(Extracted data entries)
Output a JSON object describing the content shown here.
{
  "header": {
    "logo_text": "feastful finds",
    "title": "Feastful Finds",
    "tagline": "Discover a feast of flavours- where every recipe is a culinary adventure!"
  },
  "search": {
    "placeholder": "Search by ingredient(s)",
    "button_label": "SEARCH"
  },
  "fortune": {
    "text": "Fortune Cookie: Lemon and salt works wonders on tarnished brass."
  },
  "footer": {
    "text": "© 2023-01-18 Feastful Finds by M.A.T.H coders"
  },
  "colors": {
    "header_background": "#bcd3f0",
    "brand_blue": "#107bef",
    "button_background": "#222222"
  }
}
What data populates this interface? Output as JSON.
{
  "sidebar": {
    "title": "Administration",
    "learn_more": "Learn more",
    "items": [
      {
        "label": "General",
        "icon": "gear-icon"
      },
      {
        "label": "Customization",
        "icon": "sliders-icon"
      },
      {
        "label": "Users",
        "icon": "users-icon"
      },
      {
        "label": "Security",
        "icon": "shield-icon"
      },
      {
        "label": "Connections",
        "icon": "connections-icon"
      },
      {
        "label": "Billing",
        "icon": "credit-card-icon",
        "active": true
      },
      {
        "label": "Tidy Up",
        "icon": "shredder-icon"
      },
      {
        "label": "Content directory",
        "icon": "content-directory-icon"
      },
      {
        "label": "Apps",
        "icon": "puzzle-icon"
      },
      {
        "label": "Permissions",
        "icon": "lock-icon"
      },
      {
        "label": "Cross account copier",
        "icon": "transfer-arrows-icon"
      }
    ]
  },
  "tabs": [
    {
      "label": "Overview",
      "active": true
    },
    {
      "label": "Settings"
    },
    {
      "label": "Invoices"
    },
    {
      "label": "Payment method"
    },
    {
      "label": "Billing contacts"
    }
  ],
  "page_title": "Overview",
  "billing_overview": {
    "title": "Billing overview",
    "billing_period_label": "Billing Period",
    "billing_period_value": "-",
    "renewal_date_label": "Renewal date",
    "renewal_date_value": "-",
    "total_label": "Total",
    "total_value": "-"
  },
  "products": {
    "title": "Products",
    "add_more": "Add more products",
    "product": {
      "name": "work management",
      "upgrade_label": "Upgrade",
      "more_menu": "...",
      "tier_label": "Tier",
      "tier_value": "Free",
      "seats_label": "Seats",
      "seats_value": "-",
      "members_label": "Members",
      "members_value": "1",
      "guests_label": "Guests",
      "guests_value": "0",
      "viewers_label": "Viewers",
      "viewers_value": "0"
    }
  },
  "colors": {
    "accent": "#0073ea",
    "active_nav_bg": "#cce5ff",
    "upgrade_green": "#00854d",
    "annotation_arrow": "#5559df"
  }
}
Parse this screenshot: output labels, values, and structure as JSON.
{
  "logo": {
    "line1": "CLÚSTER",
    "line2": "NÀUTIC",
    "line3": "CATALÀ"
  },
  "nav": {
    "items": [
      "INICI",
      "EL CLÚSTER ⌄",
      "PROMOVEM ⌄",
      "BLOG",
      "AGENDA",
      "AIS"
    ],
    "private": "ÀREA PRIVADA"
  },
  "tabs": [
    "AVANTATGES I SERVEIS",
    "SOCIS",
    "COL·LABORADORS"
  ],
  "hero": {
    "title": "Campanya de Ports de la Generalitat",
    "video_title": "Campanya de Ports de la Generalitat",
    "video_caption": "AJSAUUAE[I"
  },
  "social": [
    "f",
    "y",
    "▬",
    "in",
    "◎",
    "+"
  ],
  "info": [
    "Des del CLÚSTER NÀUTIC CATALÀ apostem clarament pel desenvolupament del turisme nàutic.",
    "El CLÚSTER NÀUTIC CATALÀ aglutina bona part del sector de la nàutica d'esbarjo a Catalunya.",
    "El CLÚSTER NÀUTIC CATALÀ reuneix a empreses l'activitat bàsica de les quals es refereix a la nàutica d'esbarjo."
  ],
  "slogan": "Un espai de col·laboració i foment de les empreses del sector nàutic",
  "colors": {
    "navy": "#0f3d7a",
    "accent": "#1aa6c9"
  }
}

__Task prompt__
Go through the listing and print each line exactly as it appears.

__Result of the exercise__
Output a JSON object describing the content shown here.
{
  "header": {
    "logo_text": "feastful finds",
    "title": "Feastful Finds",
    "tagline": "Discover a feast of flavours- where every recipe is a culinary adventure!"
  },
  "search": {
    "placeholder": "Search by ingredient(s)",
    "button_label": "SEARCH"
  },
  "fortune": {
    "text": "Fortune Cookie: Lemon and salt works wonders on tarnished brass."
  },
  "footer": {
    "text": "© 2023-01-18 Feastful Finds by M.A.T.H coders"
  },
  "colors": {
    "header_background": "#bcd3f0",
    "brand_blue": "#107bef",
    "button_background": "#222222"
  }
}
What data populates this interface? Output as JSON.
{
  "sidebar": {
    "title": "Administration",
    "learn_more": "Learn more",
    "items": [
      {
        "label": "General",
        "icon": "gear-icon"
      },
      {
        "label": "Customization",
        "icon": "sliders-icon"
      },
      {
        "label": "Users",
        "icon": "users-icon"
      },
      {
        "label": "Security",
        "icon": "shield-icon"
      },
      {
        "label": "Connections",
        "icon": "connections-icon"
      },
      {
        "label": "Billing",
        "icon": "credit-card-icon",
        "active": true
      },
      {
        "label": "Tidy Up",
        "icon": "shredder-icon"
      },
      {
        "label": "Content directory",
        "icon": "content-directory-icon"
      },
      {
        "label": "Apps",
        "icon": "puzzle-icon"
      },
      {
        "label": "Permissions",
        "icon": "lock-icon"
      },
      {
        "label": "Cross account copier",
        "icon": "transfer-arrows-icon"
      }
    ]
  },
  "tabs": [
    {
      "label": "Overview",
      "active": true
    },
    {
      "label": "Settings"
    },
    {
      "label": "Invoices"
    },
    {
      "label": "Payment method"
    },
    {
      "label": "Billing contacts"
    }
  ],
  "page_title": "Overview",
  "billing_overview": {
    "title": "Billing overview",
    "billing_period_label": "Billing Period",
    "billing_period_value": "-",
    "renewal_date_label": "Renewal date",
    "renewal_date_value": "-",
    "total_label": "Total",
    "total_value": "-"
  },
  "products": {
    "title": "Products",
    "add_more": "Add more products",
    "product": {
      "name": "work management",
      "upgrade_label": "Upgrade",
      "more_menu": "...",
      "tier_label": "Tier",
      "tier_value": "Free",
      "seats_label": "Seats",
      "seats_value": "-",
      "members_label": "Members",
      "members_value": "1",
      "guests_label": "Guests",
      "guests_value": "0",
      "viewers_label": "Viewers",
      "viewers_value": "0"
    }
  },
  "colors": {
    "accent": "#0073ea",
    "active_nav_bg": "#cce5ff",
    "upgrade_green": "#00854d",
    "annotation_arrow": "#5559df"
  }
}
Parse this screenshot: output labels, values, and structure as JSON.
{
  "logo": {
    "line1": "CLÚSTER",
    "line2": "NÀUTIC",
    "line3": "CATALÀ"
  },
  "nav": {
    "items": [
      "INICI",
      "EL CLÚSTER ⌄",
      "PROMOVEM ⌄",
      "BLOG",
      "AGENDA",
      "AIS"
    ],
    "private": "ÀREA PRIVADA"
  },
  "tabs": [
    "AVANTATGES I SERVEIS",
    "SOCIS",
    "COL·LABORADORS"
  ],
  "hero": {
    "title": "Campanya de Ports de la Generalitat",
    "video_title": "Campanya de Ports de la Generalitat",
    "video_caption": "AJSAUUAE[I"
  },
  "social": [
    "f",
    "y",
    "▬",
    "in",
    "◎",
    "+"
  ],
  "info": [
    "Des del CLÚSTER NÀUTIC CATALÀ apostem clarament pel desenvolupament del turisme nàutic.",
    "El CLÚSTER NÀUTIC CATALÀ aglutina bona part del sector de la nàutica d'esbarjo a Catalunya.",
    "El CLÚSTER NÀUTIC CATALÀ reuneix a empreses l'activitat bàsica de les quals es refereix a la nàutica d'esbarjo."
  ],
  "slogan": "Un espai de col·laboració i foment de les empreses del sector nàutic",
  "colors": {
    "navy": "#0f3d7a",
    "accent": "#1aa6c9"
  }
}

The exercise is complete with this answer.